Biobrennstoff im knallhart durchkalkulierten Umfeld

Das Nahwärmenetz versorgt den kompletten Marc Cain Campus mit einer gesamten Nutzfläche der Gebäude von über 55 000 m2. Bild: Viessmann

Fundament des neuen Heizkonzepts bei Marc Cain: Ein Holzpelletkessel mit 950 kW Leistung sorgt für die Grundlast. Bild: Viessmann

Vereinfachtes Hydraulikschema der multivalenten Anlage bei Marc Cain. Außer Pellet- und Gas-Brennwertkessel wurde ein kleines ­Blockheizkraftwerk installiert. Dessen Abwärme fließt in die Wärmeversorgung ein. Bild: Viessmann

Ein Gas-Brennwertkessel deckt die ­Spitzenlast ab. Bild: Viessmann

 

Holzpelletgroßkessel punkten mit dem Brennstoff. Invests in solche in Kommunen, Gewerbe und Industrie zahlen sich auch noch weiter aus. Die kleinen Presslinge sind in der Lage, selbst große Objekte zu versorgen. Ein Beispiel ist der Textilhersteller Marc Cain.

*Bereitgestellte Datensätze*:
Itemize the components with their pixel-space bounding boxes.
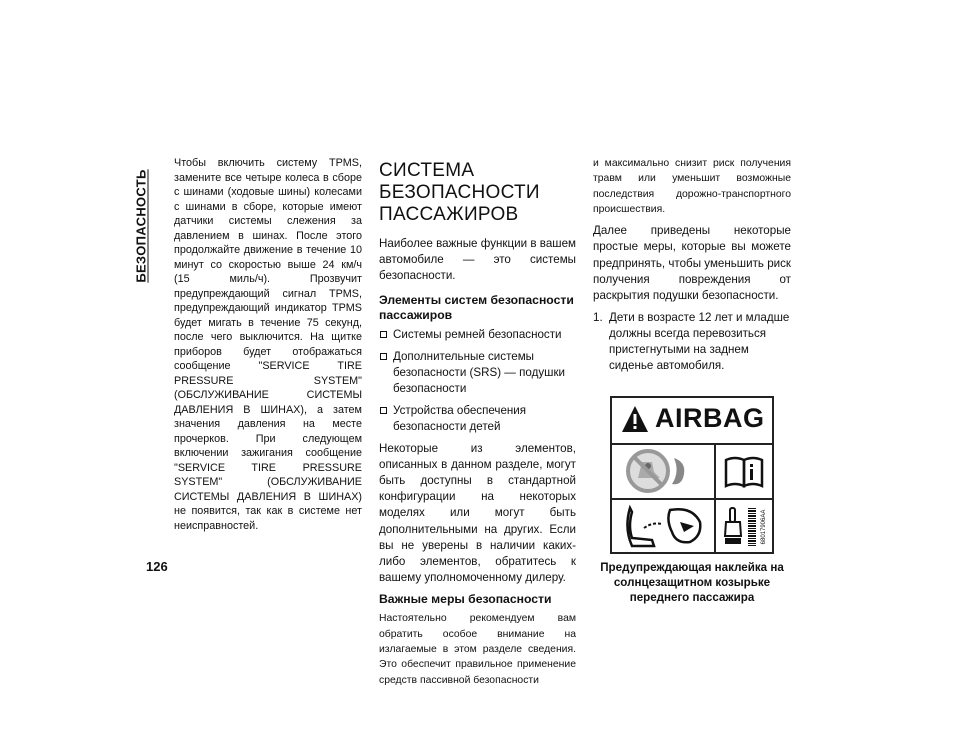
- subheading-precautions: Важные меры безопасности: [379, 592, 552, 607]
- bullet-text: Устройства обеспечения безопасности детей: [393, 403, 527, 433]
- checkbox-bullet-icon: [380, 331, 387, 338]
- airbag-warning-label: [610, 396, 774, 554]
- page-number: 126: [146, 559, 168, 574]
- label-divider: [612, 498, 772, 500]
- column-left: [174, 156, 362, 533]
- warning-triangle-icon: [620, 404, 650, 434]
- measures-paragraph: Далее приведены некоторые простые меры, которые вы можете предпринять, чтобы уменьшить риск получения повреждения от раскрытия подушки безопасности.: [593, 224, 791, 302]
- subheading-elements: Элементы систем безопасности пассажиров: [379, 292, 574, 322]
- item-text: Дети в возрасте 12 лет и младше должны всегда перевозиться пристегнутыми на заднем сиденье автомобиля.: [609, 311, 790, 373]
- column-middle: [379, 156, 576, 688]
- numbered-item: [593, 310, 791, 374]
- airbag-label-text: AIRBAG: [655, 403, 765, 434]
- precautions-paragraph: Настоятельно рекомендуем вам обратить особое внимание на излагаемые в этом разделе сведения. Это обеспечит правильное применение средств пассивной безопасности: [379, 613, 576, 686]
- section-title-line1: СИСТЕМА БЕЗОПАСНОСТИ: [379, 160, 540, 203]
- label-part-code: 68017906AA: [761, 509, 767, 545]
- checkbox-bullet-icon: [380, 407, 387, 414]
- checkbox-bullet-icon: [380, 353, 387, 360]
- tpms-paragraph: Чтобы включить систему TPMS, замените все четыре колеса в сборе с шинами (ходовые шины) колесами с шинами в сборе, которые имеют датчики системы слежения за давлением в шинах. После этого продолжайте движение в течение 10 минут со скоростью выше 24 км/ч (15 миль/ч). Прозвучит предупреждающий сигнал TPMS, предупреждающий индикатор TPMS будет мигать в течение 75 секунд, после чего выключится. На щитке приборов будет отображаться сообщение "SERVICE TIRE PRESSURE SYSTEM" (ОБСЛУЖИВАНИЕ СИСТЕМЫ ДАВЛЕНИЯ В ШИНАХ), а затем значения давления на месте прочерков. При следующем включении зажигания сообщение "SERVICE TIRE PRESSURE SYSTEM" (ОБСЛУЖИВАНИЕ СИСТЕМЫ ДАВЛЕНИЯ В ШИНАХ) не появится, так как в системе нет неисправностей.: [174, 157, 362, 532]
- no-child-seat-icon: [624, 448, 700, 494]
- bullet-item: [379, 403, 576, 435]
- section-side-tab-label: БЕЗОПАСНОСТЬ: [133, 169, 149, 283]
- item-number: 1.: [593, 311, 603, 325]
- seat-airbag-icon: [622, 504, 708, 550]
- figure-caption: Предупреждающая наклейка на солнцезащитном козырьке переднего пассажира: [600, 561, 784, 605]
- bullet-item: [379, 349, 576, 397]
- availability-paragraph: Некоторые из элементов, описанных в данном разделе, могут быть доступны в стандартной конфигурации на некоторых моделях или могут быть дополнительными на других. Если вы не уверены в наличии каких-либо элементов, обратитесь к вашему уполномоченному дилеру.: [379, 441, 576, 585]
- section-side-tab: [131, 166, 151, 286]
- bullet-text: Дополнительные системы безопасности (SRS) — подушки безопасности: [393, 349, 565, 395]
- bullet-text: Системы ремней безопасности: [393, 327, 562, 341]
- airbag-label-header: [612, 398, 772, 445]
- pointing-hand-icon: [722, 506, 744, 546]
- bullet-item: [379, 327, 576, 343]
- section-title-line2: ПАССАЖИРОВ: [379, 204, 519, 225]
- section-title: [379, 160, 576, 226]
- barcode: [748, 508, 756, 546]
- intro-paragraph: Наиболее важные функции в вашем автомобиле — это системы безопасности.: [379, 237, 576, 283]
- label-divider: [714, 443, 716, 552]
- manual-book-icon: [724, 454, 764, 488]
- column-right: [593, 156, 791, 605]
- continued-paragraph: и максимально снизит риск получения травм или уменьшит возможные последствия дорожно-транспортного происшествия.: [593, 158, 791, 215]
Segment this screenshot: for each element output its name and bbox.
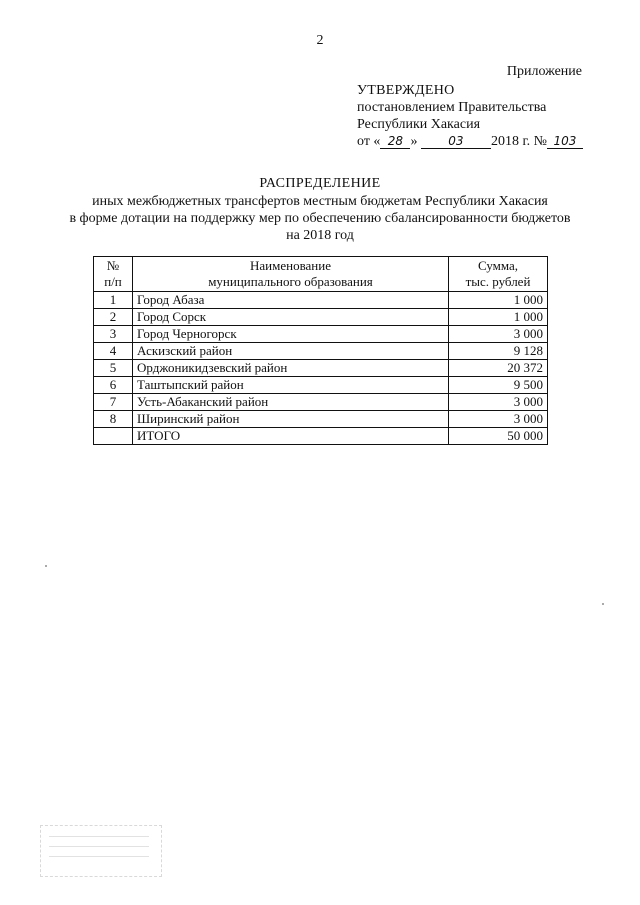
table-header-row <box>94 257 548 292</box>
cell-number: 5 <box>94 360 133 377</box>
approval-line-1: постановлением Правительства <box>357 100 547 115</box>
header-number-line-1: № <box>106 258 120 273</box>
cell-name: Орджоникидзевский район <box>133 360 449 377</box>
cell-sum: 20 372 <box>449 360 548 377</box>
cell-sum: 1 000 <box>449 292 548 309</box>
table-row <box>94 343 548 360</box>
date-separator: » <box>410 134 418 149</box>
table-row <box>94 360 548 377</box>
approval-dateline <box>357 133 583 150</box>
cell-name: Аскизский район <box>133 343 449 360</box>
cell-number: 3 <box>94 326 133 343</box>
cell-name: Ширинский район <box>133 411 449 428</box>
approval-line-2: Республики Хакасия <box>357 117 481 132</box>
cell-number: 7 <box>94 394 133 411</box>
table-row <box>94 292 548 309</box>
margin-mark <box>602 603 604 605</box>
title-heading: РАСПРЕДЕЛЕНИЕ <box>259 176 381 191</box>
cell-sum: 50 000 <box>449 428 548 445</box>
cell-sum: 1 000 <box>449 309 548 326</box>
table-body <box>94 292 548 445</box>
page-number: 2 <box>316 33 324 48</box>
handwritten-day: 28 <box>380 134 410 149</box>
table-row <box>94 377 548 394</box>
cell-sum: 3 000 <box>449 394 548 411</box>
cell-name: Таштыпский район <box>133 377 449 394</box>
table-row <box>94 326 548 343</box>
table-total-row <box>94 428 548 445</box>
table-row <box>94 394 548 411</box>
cell-name: ИТОГО <box>133 428 449 445</box>
cell-number: 2 <box>94 309 133 326</box>
header-number-line-2: п/п <box>104 274 122 289</box>
cell-name: Город Сорск <box>133 309 449 326</box>
cell-name: Город Черногорск <box>133 326 449 343</box>
title-line-3: на 2018 год <box>286 228 354 243</box>
cell-sum: 9 128 <box>449 343 548 360</box>
approval-title: УТВЕРЖДЕНО <box>357 83 455 98</box>
cell-number: 1 <box>94 292 133 309</box>
cell-name: Усть-Абаканский район <box>133 394 449 411</box>
document-title <box>0 175 640 244</box>
cell-number <box>94 428 133 445</box>
appendix-label: Приложение <box>506 64 582 79</box>
header-name-line-2: муниципального образования <box>208 274 373 289</box>
faded-stamp <box>40 825 162 877</box>
cell-sum: 3 000 <box>449 411 548 428</box>
date-prefix: от « <box>357 134 381 149</box>
table-row <box>94 309 548 326</box>
header-name-line-1: Наименование <box>250 258 331 273</box>
header-sum <box>449 257 548 292</box>
handwritten-month: 03 <box>421 134 491 149</box>
distribution-table <box>93 256 548 445</box>
cell-name: Город Абаза <box>133 292 449 309</box>
cell-number: 6 <box>94 377 133 394</box>
header-sum-line-1: Сумма, <box>477 258 519 273</box>
margin-mark <box>45 565 47 567</box>
header-name <box>133 257 449 292</box>
title-line-2: в форме дотации на поддержку мер по обеспечению сбалансированности бюджетов <box>69 211 571 226</box>
approval-block <box>357 82 583 150</box>
cell-number: 8 <box>94 411 133 428</box>
header-number <box>94 257 133 292</box>
title-line-1: иных межбюджетных трансфертов местным бюджетам Республики Хакасия <box>92 194 548 209</box>
cell-sum: 3 000 <box>449 326 548 343</box>
cell-sum: 9 500 <box>449 377 548 394</box>
table-row <box>94 411 548 428</box>
year-text: 2018 г. № <box>490 134 547 149</box>
header-sum-line-2: тыс. рублей <box>465 274 531 289</box>
cell-number: 4 <box>94 343 133 360</box>
handwritten-number: 103 <box>547 134 583 149</box>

*Schriftliche Aufgabe*:
Führen Sie den Text über die Pelletheizung beim Textilhersteller Marc Cain im Anschluss an seinen letzten Satz fort.

*Ergebnis der Übung*:
Das 1973 gegründete Unternehmen Marc Cain ist heute eine weltweit operierende Premium-Marke für Damenmode mit eigenem Produktionsanteil in Deutschland. Das Unternehmen beschäftigt fast 1000 Mitarbeiter.
Zur Sicherung der Wettbewerbsfähigkeit wurden zuletzt rund 82 Mio. Euro in Verwaltung, Produktion sowie Forschung und Entwicklung investiert. Allein 35 Mio. Euro flossen in ein Logistikzentrum. Im Zuge dieser Investitionen galt ein beträchtlicher Posten auch dem Bau einer neuen Energiezentrale am Stammsitz des Unternehmens in Bodelshausen unweit von Tübingen.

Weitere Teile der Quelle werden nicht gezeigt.